Information shown:
# # #
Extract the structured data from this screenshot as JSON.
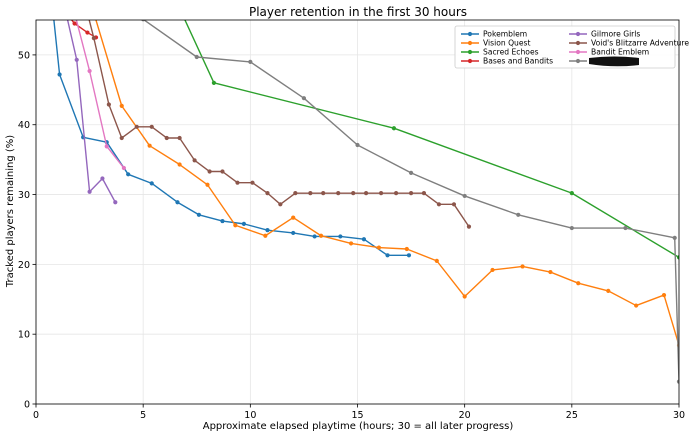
{
  "chart_data": {
    "type": "line",
    "title": "Player retention in the first 30 hours",
    "xlabel": "Approximate elapsed playtime (hours; 30 = all later progress)",
    "ylabel": "Tracked players remaining (%)",
    "xlim": [
      0,
      30
    ],
    "ylim": [
      0,
      55
    ],
    "xticks": [
      0,
      5,
      10,
      15,
      20,
      25,
      30
    ],
    "yticks": [
      0,
      10,
      20,
      30,
      40,
      50
    ],
    "grid": true,
    "legend_position": "top-right",
    "legend_columns": 2,
    "redacted_legend_entry_color": "#7f7f7f",
    "series": [
      {
        "name": "Pokemblem",
        "color": "#1f77b4",
        "x": [
          0.8,
          1.1,
          2.2,
          3.3,
          4.3,
          5.4,
          6.6,
          7.6,
          8.7,
          9.7,
          10.8,
          12.0,
          13.0,
          14.2,
          15.3,
          16.4,
          17.4
        ],
        "y": [
          56,
          47.2,
          38.2,
          37.5,
          32.9,
          31.6,
          28.9,
          27.1,
          26.2,
          25.8,
          24.9,
          24.5,
          24.0,
          24.0,
          23.6,
          21.3,
          21.3
        ]
      },
      {
        "name": "Vision Quest",
        "color": "#ff7f0e",
        "x": [
          2.7,
          4.0,
          5.3,
          6.7,
          8.0,
          9.3,
          10.7,
          12.0,
          13.3,
          14.7,
          16.0,
          17.3,
          18.7,
          20.0,
          21.3,
          22.7,
          24.0,
          25.3,
          26.7,
          28.0,
          29.3,
          30.0
        ],
        "y": [
          56,
          42.7,
          37.0,
          34.3,
          31.4,
          25.6,
          24.1,
          26.7,
          24.1,
          23.0,
          22.4,
          22.2,
          20.5,
          15.4,
          19.2,
          19.7,
          18.9,
          17.3,
          16.2,
          14.1,
          15.6,
          8.4
        ]
      },
      {
        "name": "Sacred Echoes",
        "color": "#2ca02c",
        "x": [
          6.8,
          8.3,
          16.7,
          25.0,
          30.0
        ],
        "y": [
          56,
          46.0,
          39.5,
          30.2,
          21.0
        ]
      },
      {
        "name": "Bases and Bandits",
        "color": "#d62728",
        "x": [
          1.4,
          1.8,
          2.4,
          2.8
        ],
        "y": [
          56,
          54.5,
          53.2,
          52.5
        ]
      },
      {
        "name": "Gilmore Girls",
        "color": "#9467bd",
        "x": [
          1.4,
          1.9,
          2.5,
          3.1,
          3.7
        ],
        "y": [
          56,
          49.3,
          30.4,
          32.3,
          28.9
        ]
      },
      {
        "name": "Void's Blitzarre Adventure",
        "color": "#8c564b",
        "x": [
          2.4,
          2.7,
          3.4,
          4.0,
          4.7,
          5.4,
          6.1,
          6.7,
          7.4,
          8.1,
          8.7,
          9.4,
          10.1,
          10.8,
          11.4,
          12.1,
          12.8,
          13.4,
          14.1,
          14.8,
          15.4,
          16.1,
          16.8,
          17.5,
          18.1,
          18.8,
          19.5,
          20.2
        ],
        "y": [
          56,
          52.4,
          42.9,
          38.1,
          39.7,
          39.7,
          38.1,
          38.1,
          34.9,
          33.3,
          33.3,
          31.7,
          31.7,
          30.2,
          28.6,
          30.2,
          30.2,
          30.2,
          30.2,
          30.2,
          30.2,
          30.2,
          30.2,
          30.2,
          30.2,
          28.6,
          28.6,
          25.4
        ]
      },
      {
        "name": "Bandit Emblem",
        "color": "#e377c2",
        "x": [
          1.8,
          2.5,
          3.3,
          4.1
        ],
        "y": [
          56,
          47.7,
          36.9,
          33.8
        ]
      },
      {
        "name": "",
        "color": "#7f7f7f",
        "x": [
          4.6,
          5.0,
          7.5,
          10.0,
          12.5,
          15.0,
          17.5,
          20.0,
          22.5,
          25.0,
          27.5,
          29.8,
          30.0
        ],
        "y": [
          56,
          55.1,
          49.7,
          49.0,
          43.8,
          37.1,
          33.1,
          29.8,
          27.1,
          25.2,
          25.2,
          23.8,
          3.2
        ]
      }
    ]
  }
}
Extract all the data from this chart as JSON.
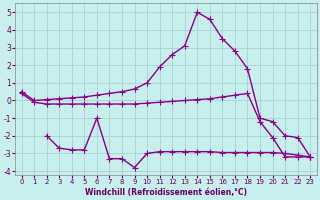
# # #
Given exercise: Copy every record character for character. Skip the pictures.

Exercise result:
Extract the structured data from this screenshot as JSON.
{
  "chart_data": {
    "type": "line",
    "title": "Player retention in the first 30 hours",
    "xlabel": "Approximate elapsed playtime (hours; 30 = all later progress)",
    "ylabel": "Tracked players remaining (%)",
    "xlim": [
      0,
      30
    ],
    "ylim": [
      0,
      55
    ],
    "xticks": [
      0,
      5,
      10,
      15,
      20,
      25,
      30
    ],
    "yticks": [
      0,
      10,
      20,
      30,
      40,
      50
    ],
    "grid": true,
    "legend_position": "top-right",
    "legend_columns": 2,
    "redacted_legend_entry_color": "#7f7f7f",
    "series": [
      {
        "name": "Pokemblem",
        "color": "#1f77b4",
        "x": [
          0.8,
          1.1,
          2.2,
          3.3,
          4.3,
          5.4,
          6.6,
          7.6,
          8.7,
          9.7,
          10.8,
          12.0,
          13.0,
          14.2,
          15.3,
          16.4,
          17.4
        ],
        "y": [
          56,
          47.2,
          38.2,
          37.5,
          32.9,
          31.6,
          28.9,
          27.1,
          26.2,
          25.8,
          24.9,
          24.5,
          24.0,
          24.0,
          23.6,
          21.3,
          21.3
        ]
      },
      {
        "name": "Vision Quest",
        "color": "#ff7f0e",
        "x": [
          2.7,
          4.0,
          5.3,
          6.7,
          8.0,
          9.3,
          10.7,
          12.0,
          13.3,
          14.7,
          16.0,
          17.3,
          18.7,
          20.0,
          21.3,
          22.7,
          24.0,
          25.3,
          26.7,
          28.0,
          29.3,
          30.0
        ],
        "y": [
          56,
          42.7,
          37.0,
          34.3,
          31.4,
          25.6,
          24.1,
          26.7,
          24.1,
          23.0,
          22.4,
          22.2,
          20.5,
          15.4,
          19.2,
          19.7,
          18.9,
          17.3,
          16.2,
          14.1,
          15.6,
          8.4
        ]
      },
      {
        "name": "Sacred Echoes",
        "color": "#2ca02c",
        "x": [
          6.8,
          8.3,
          16.7,
          25.0,
          30.0
        ],
        "y": [
          56,
          46.0,
          39.5,
          30.2,
          21.0
        ]
      },
      {
        "name": "Bases and Bandits",
        "color": "#d62728",
        "x": [
          1.4,
          1.8,
          2.4,
          2.8
        ],
        "y": [
          56,
          54.5,
          53.2,
          52.5
        ]
      },
      {
        "name": "Gilmore Girls",
        "color": "#9467bd",
        "x": [
          1.4,
          1.9,
          2.5,
          3.1,
          3.7
        ],
        "y": [
          56,
          49.3,
          30.4,
          32.3,
          28.9
        ]
      },
      {
        "name": "Void's Blitzarre Adventure",
        "color": "#8c564b",
        "x": [
          2.4,
          2.7,
          3.4,
          4.0,
          4.7,
          5.4,
          6.1,
          6.7,
          7.4,
          8.1,
          8.7,
          9.4,
          10.1,
          10.8,
          11.4,
          12.1,
          12.8,
          13.4,
          14.1,
          14.8,
          15.4,
          16.1,
          16.8,
          17.5,
          18.1,
          18.8,
          19.5,
          20.2
        ],
        "y": [
          56,
          52.4,
          42.9,
          38.1,
          39.7,
          39.7,
          38.1,
          38.1,
          34.9,
          33.3,
          33.3,
          31.7,
          31.7,
          30.2,
          28.6,
          30.2,
          30.2,
          30.2,
          30.2,
          30.2,
          30.2,
          30.2,
          30.2,
          30.2,
          30.2,
          28.6,
          28.6,
          25.4
        ]
      },
      {
        "name": "Bandit Emblem",
        "color": "#e377c2",
        "x": [
          1.8,
          2.5,
          3.3,
          4.1
        ],
        "y": [
          56,
          47.7,
          36.9,
          33.8
        ]
      },
      {
        "name": "",
        "color": "#7f7f7f",
        "x": [
          4.6,
          5.0,
          7.5,
          10.0,
          12.5,
          15.0,
          17.5,
          20.0,
          22.5,
          25.0,
          27.5,
          29.8,
          30.0
        ],
        "y": [
          56,
          55.1,
          49.7,
          49.0,
          43.8,
          37.1,
          33.1,
          29.8,
          27.1,
          25.2,
          25.2,
          23.8,
          3.2
        ]
      }
    ]
  }
}
Extract all the data from this chart as JSON.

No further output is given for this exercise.